● Problem to solve
Omit the images, then print each record below exactly as it reads.

● Dataset records
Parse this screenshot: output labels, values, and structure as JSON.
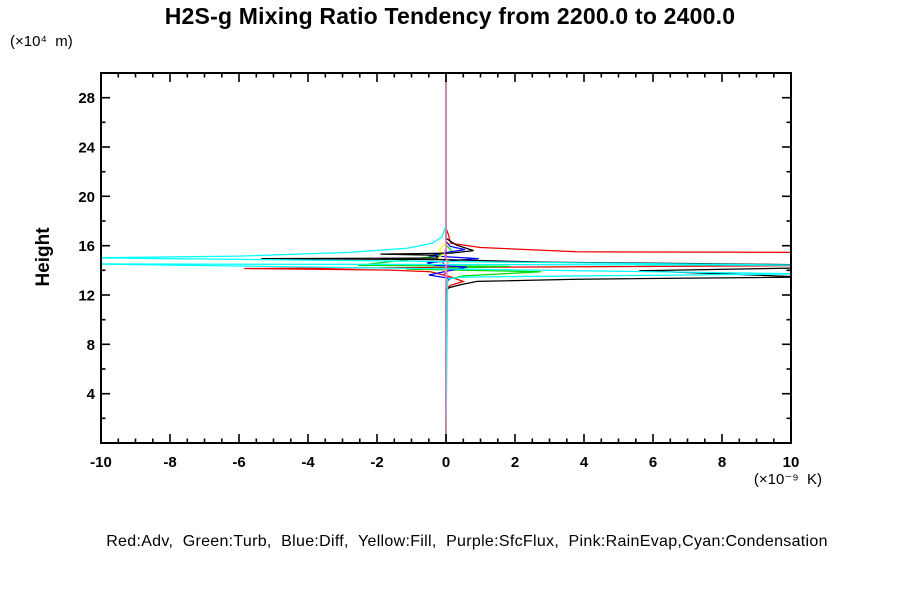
{
  "title": "H2S-g Mixing Ratio Tendency from 2200.0 to 2400.0",
  "y_axis": {
    "label": "Height",
    "unit": "(×10⁴  m)"
  },
  "x_axis": {
    "label": "",
    "unit": "(×10⁻⁹  K)"
  },
  "legend": "Red:Adv,  Green:Turb,  Blue:Diff,  Yellow:Fill,  Purple:SfcFlux,  Pink:RainEvap,Cyan:Condensation",
  "chart_data": {
    "type": "line",
    "title": "H2S-g Mixing Ratio Tendency from 2200.0 to 2400.0",
    "xlabel": "(×10⁻⁹ K)",
    "ylabel": "Height (×10⁴ m)",
    "xlim": [
      -10,
      10
    ],
    "ylim": [
      0,
      30
    ],
    "grid": false,
    "legend_position": "bottom",
    "x_tick_values": [
      -10,
      -8,
      -6,
      -4,
      -2,
      0,
      2,
      4,
      6,
      8,
      10
    ],
    "x_tick_labels": [
      "-10",
      "-8",
      "-6",
      "-4",
      "-2",
      "0",
      "2",
      "4",
      "6",
      "8",
      "10"
    ],
    "x_minor_step": 0.5,
    "y_tick_values": [
      4,
      8,
      12,
      16,
      20,
      24,
      28
    ],
    "y_tick_labels": [
      "4",
      "8",
      "12",
      "16",
      "20",
      "24",
      "28"
    ],
    "y_minor_step": 2,
    "zero_line": {
      "x": 0,
      "color": "#00ffff"
    },
    "series": [
      {
        "key": "adv",
        "legend_label": "Red:Adv",
        "color_name": "Red",
        "color": "#ee0000",
        "points": [
          [
            0,
            30
          ],
          [
            0,
            17.4
          ],
          [
            0.07,
            16.9
          ],
          [
            0.13,
            16.2
          ],
          [
            1.0,
            15.85
          ],
          [
            3.8,
            15.5
          ],
          [
            60,
            15.1
          ],
          [
            -5.85,
            14.15
          ],
          [
            -1.6,
            14.02
          ],
          [
            -0.45,
            13.88
          ],
          [
            0.1,
            13.5
          ],
          [
            0.5,
            13.1
          ],
          [
            0.15,
            12.8
          ],
          [
            0,
            12.55
          ],
          [
            0,
            0
          ]
        ]
      },
      {
        "key": "turb",
        "legend_label": "Green:Turb",
        "color_name": "Green",
        "color": "#00dd00",
        "points": [
          [
            0,
            30
          ],
          [
            0,
            16.05
          ],
          [
            0.18,
            15.55
          ],
          [
            -0.35,
            15.12
          ],
          [
            -2.55,
            14.4
          ],
          [
            1.85,
            14.32
          ],
          [
            -1.15,
            14.1
          ],
          [
            2.75,
            13.88
          ],
          [
            0.5,
            13.55
          ],
          [
            0.1,
            13.3
          ],
          [
            0,
            13.1
          ],
          [
            0,
            0
          ]
        ]
      },
      {
        "key": "diff",
        "legend_label": "Blue:Diff",
        "color_name": "Blue",
        "color": "#0000ff",
        "points": [
          [
            0,
            30
          ],
          [
            0,
            16.35
          ],
          [
            0.12,
            15.95
          ],
          [
            0.55,
            15.68
          ],
          [
            0.05,
            15.45
          ],
          [
            -0.5,
            15.18
          ],
          [
            0.95,
            14.95
          ],
          [
            0.2,
            14.8
          ],
          [
            -0.55,
            14.62
          ],
          [
            -0.3,
            14.4
          ],
          [
            0.6,
            14.27
          ],
          [
            -0.5,
            13.62
          ],
          [
            0.12,
            13.35
          ],
          [
            0,
            13.0
          ],
          [
            0,
            0
          ]
        ]
      },
      {
        "key": "fill",
        "legend_label": "Yellow:Fill",
        "color_name": "Yellow",
        "color": "#ffff00",
        "points": [
          [
            0,
            30
          ],
          [
            0,
            16.25
          ],
          [
            -0.2,
            15.62
          ],
          [
            -0.1,
            15.28
          ],
          [
            -0.24,
            14.95
          ],
          [
            0.12,
            14.72
          ],
          [
            0,
            14.45
          ],
          [
            0,
            0
          ]
        ]
      },
      {
        "key": "sfcflux",
        "legend_label": "Purple:SfcFlux",
        "color_name": "Purple",
        "color": "#aa22ee",
        "points": [
          [
            0,
            30
          ],
          [
            0,
            15.1
          ],
          [
            -0.09,
            14.6
          ],
          [
            0.09,
            14.05
          ],
          [
            -0.05,
            13.7
          ],
          [
            0,
            13.45
          ],
          [
            0,
            0
          ]
        ]
      },
      {
        "key": "black",
        "legend_label": "",
        "color_name": "Black",
        "color": "#000000",
        "points": [
          [
            0,
            30
          ],
          [
            0,
            16.6
          ],
          [
            0.3,
            16.05
          ],
          [
            0.8,
            15.6
          ],
          [
            0.15,
            15.4
          ],
          [
            -1.9,
            15.32
          ],
          [
            -0.3,
            15.22
          ],
          [
            -0.25,
            15.0
          ],
          [
            -5.35,
            14.95
          ],
          [
            -0.05,
            14.87
          ],
          [
            3.0,
            14.65
          ],
          [
            7.3,
            14.55
          ],
          [
            10.45,
            14.45
          ],
          [
            10.45,
            14.2
          ],
          [
            5.6,
            13.97
          ],
          [
            10.45,
            13.45
          ],
          [
            3.8,
            13.28
          ],
          [
            0.9,
            13.1
          ],
          [
            0.45,
            12.85
          ],
          [
            0.1,
            12.6
          ],
          [
            0,
            12.4
          ],
          [
            0,
            0
          ]
        ]
      },
      {
        "key": "condensation",
        "legend_label": "Cyan:Condensation",
        "color_name": "Cyan",
        "color": "#00ffff",
        "points": [
          [
            0,
            30
          ],
          [
            0,
            17.6
          ],
          [
            -0.12,
            16.7
          ],
          [
            -0.4,
            16.2
          ],
          [
            -1.1,
            15.8
          ],
          [
            -2.8,
            15.45
          ],
          [
            -6,
            15.15
          ],
          [
            -10.45,
            15.02
          ],
          [
            10.45,
            14.42
          ],
          [
            -10.45,
            14.52
          ],
          [
            10.45,
            13.72
          ],
          [
            0.45,
            13.45
          ],
          [
            0.05,
            13.3
          ],
          [
            0,
            0
          ]
        ]
      },
      {
        "key": "rainevap",
        "legend_label": "Pink:RainEvap",
        "color_name": "Pink",
        "color": "#ff88bb",
        "points": [
          [
            0,
            30
          ],
          [
            0,
            15.95
          ],
          [
            -0.05,
            15.3
          ],
          [
            0.06,
            14.6
          ],
          [
            -0.06,
            14.0
          ],
          [
            0.04,
            13.75
          ],
          [
            0,
            13.5
          ],
          [
            0,
            0
          ]
        ]
      }
    ]
  }
}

● Output
Parse this screenshot: output labels, values, and structure as JSON.
{
  "title": "H2S-g Mixing Ratio Tendency from 2200.0 to 2400.0",
  "y_axis": {
    "label": "Height",
    "unit": "(×10⁴  m)"
  },
  "x_axis": {
    "label": "",
    "unit": "(×10⁻⁹  K)"
  },
  "legend": "Red:Adv,  Green:Turb,  Blue:Diff,  Yellow:Fill,  Purple:SfcFlux,  Pink:RainEvap,Cyan:Condensation",
  "chart_data": {
    "type": "line",
    "title": "H2S-g Mixing Ratio Tendency from 2200.0 to 2400.0",
    "xlabel": "(×10⁻⁹ K)",
    "ylabel": "Height (×10⁴ m)",
    "xlim": [
      -10,
      10
    ],
    "ylim": [
      0,
      30
    ],
    "grid": false,
    "legend_position": "bottom",
    "x_tick_values": [
      -10,
      -8,
      -6,
      -4,
      -2,
      0,
      2,
      4,
      6,
      8,
      10
    ],
    "x_tick_labels": [
      "-10",
      "-8",
      "-6",
      "-4",
      "-2",
      "0",
      "2",
      "4",
      "6",
      "8",
      "10"
    ],
    "x_minor_step": 0.5,
    "y_tick_values": [
      4,
      8,
      12,
      16,
      20,
      24,
      28
    ],
    "y_tick_labels": [
      "4",
      "8",
      "12",
      "16",
      "20",
      "24",
      "28"
    ],
    "y_minor_step": 2,
    "zero_line": {
      "x": 0,
      "color": "#00ffff"
    },
    "series": [
      {
        "key": "adv",
        "legend_label": "Red:Adv",
        "color_name": "Red",
        "color": "#ee0000",
        "points": [
          [
            0,
            30
          ],
          [
            0,
            17.4
          ],
          [
            0.07,
            16.9
          ],
          [
            0.13,
            16.2
          ],
          [
            1.0,
            15.85
          ],
          [
            3.8,
            15.5
          ],
          [
            60,
            15.1
          ],
          [
            -5.85,
            14.15
          ],
          [
            -1.6,
            14.02
          ],
          [
            -0.45,
            13.88
          ],
          [
            0.1,
            13.5
          ],
          [
            0.5,
            13.1
          ],
          [
            0.15,
            12.8
          ],
          [
            0,
            12.55
          ],
          [
            0,
            0
          ]
        ]
      },
      {
        "key": "turb",
        "legend_label": "Green:Turb",
        "color_name": "Green",
        "color": "#00dd00",
        "points": [
          [
            0,
            30
          ],
          [
            0,
            16.05
          ],
          [
            0.18,
            15.55
          ],
          [
            -0.35,
            15.12
          ],
          [
            -2.55,
            14.4
          ],
          [
            1.85,
            14.32
          ],
          [
            -1.15,
            14.1
          ],
          [
            2.75,
            13.88
          ],
          [
            0.5,
            13.55
          ],
          [
            0.1,
            13.3
          ],
          [
            0,
            13.1
          ],
          [
            0,
            0
          ]
        ]
      },
      {
        "key": "diff",
        "legend_label": "Blue:Diff",
        "color_name": "Blue",
        "color": "#0000ff",
        "points": [
          [
            0,
            30
          ],
          [
            0,
            16.35
          ],
          [
            0.12,
            15.95
          ],
          [
            0.55,
            15.68
          ],
          [
            0.05,
            15.45
          ],
          [
            -0.5,
            15.18
          ],
          [
            0.95,
            14.95
          ],
          [
            0.2,
            14.8
          ],
          [
            -0.55,
            14.62
          ],
          [
            -0.3,
            14.4
          ],
          [
            0.6,
            14.27
          ],
          [
            -0.5,
            13.62
          ],
          [
            0.12,
            13.35
          ],
          [
            0,
            13.0
          ],
          [
            0,
            0
          ]
        ]
      },
      {
        "key": "fill",
        "legend_label": "Yellow:Fill",
        "color_name": "Yellow",
        "color": "#ffff00",
        "points": [
          [
            0,
            30
          ],
          [
            0,
            16.25
          ],
          [
            -0.2,
            15.62
          ],
          [
            -0.1,
            15.28
          ],
          [
            -0.24,
            14.95
          ],
          [
            0.12,
            14.72
          ],
          [
            0,
            14.45
          ],
          [
            0,
            0
          ]
        ]
      },
      {
        "key": "sfcflux",
        "legend_label": "Purple:SfcFlux",
        "color_name": "Purple",
        "color": "#aa22ee",
        "points": [
          [
            0,
            30
          ],
          [
            0,
            15.1
          ],
          [
            -0.09,
            14.6
          ],
          [
            0.09,
            14.05
          ],
          [
            -0.05,
            13.7
          ],
          [
            0,
            13.45
          ],
          [
            0,
            0
          ]
        ]
      },
      {
        "key": "black",
        "legend_label": "",
        "color_name": "Black",
        "color": "#000000",
        "points": [
          [
            0,
            30
          ],
          [
            0,
            16.6
          ],
          [
            0.3,
            16.05
          ],
          [
            0.8,
            15.6
          ],
          [
            0.15,
            15.4
          ],
          [
            -1.9,
            15.32
          ],
          [
            -0.3,
            15.22
          ],
          [
            -0.25,
            15.0
          ],
          [
            -5.35,
            14.95
          ],
          [
            -0.05,
            14.87
          ],
          [
            3.0,
            14.65
          ],
          [
            7.3,
            14.55
          ],
          [
            10.45,
            14.45
          ],
          [
            10.45,
            14.2
          ],
          [
            5.6,
            13.97
          ],
          [
            10.45,
            13.45
          ],
          [
            3.8,
            13.28
          ],
          [
            0.9,
            13.1
          ],
          [
            0.45,
            12.85
          ],
          [
            0.1,
            12.6
          ],
          [
            0,
            12.4
          ],
          [
            0,
            0
          ]
        ]
      },
      {
        "key": "condensation",
        "legend_label": "Cyan:Condensation",
        "color_name": "Cyan",
        "color": "#00ffff",
        "points": [
          [
            0,
            30
          ],
          [
            0,
            17.6
          ],
          [
            -0.12,
            16.7
          ],
          [
            -0.4,
            16.2
          ],
          [
            -1.1,
            15.8
          ],
          [
            -2.8,
            15.45
          ],
          [
            -6,
            15.15
          ],
          [
            -10.45,
            15.02
          ],
          [
            10.45,
            14.42
          ],
          [
            -10.45,
            14.52
          ],
          [
            10.45,
            13.72
          ],
          [
            0.45,
            13.45
          ],
          [
            0.05,
            13.3
          ],
          [
            0,
            0
          ]
        ]
      },
      {
        "key": "rainevap",
        "legend_label": "Pink:RainEvap",
        "color_name": "Pink",
        "color": "#ff88bb",
        "points": [
          [
            0,
            30
          ],
          [
            0,
            15.95
          ],
          [
            -0.05,
            15.3
          ],
          [
            0.06,
            14.6
          ],
          [
            -0.06,
            14.0
          ],
          [
            0.04,
            13.75
          ],
          [
            0,
            13.5
          ],
          [
            0,
            0
          ]
        ]
      }
    ]
  }
}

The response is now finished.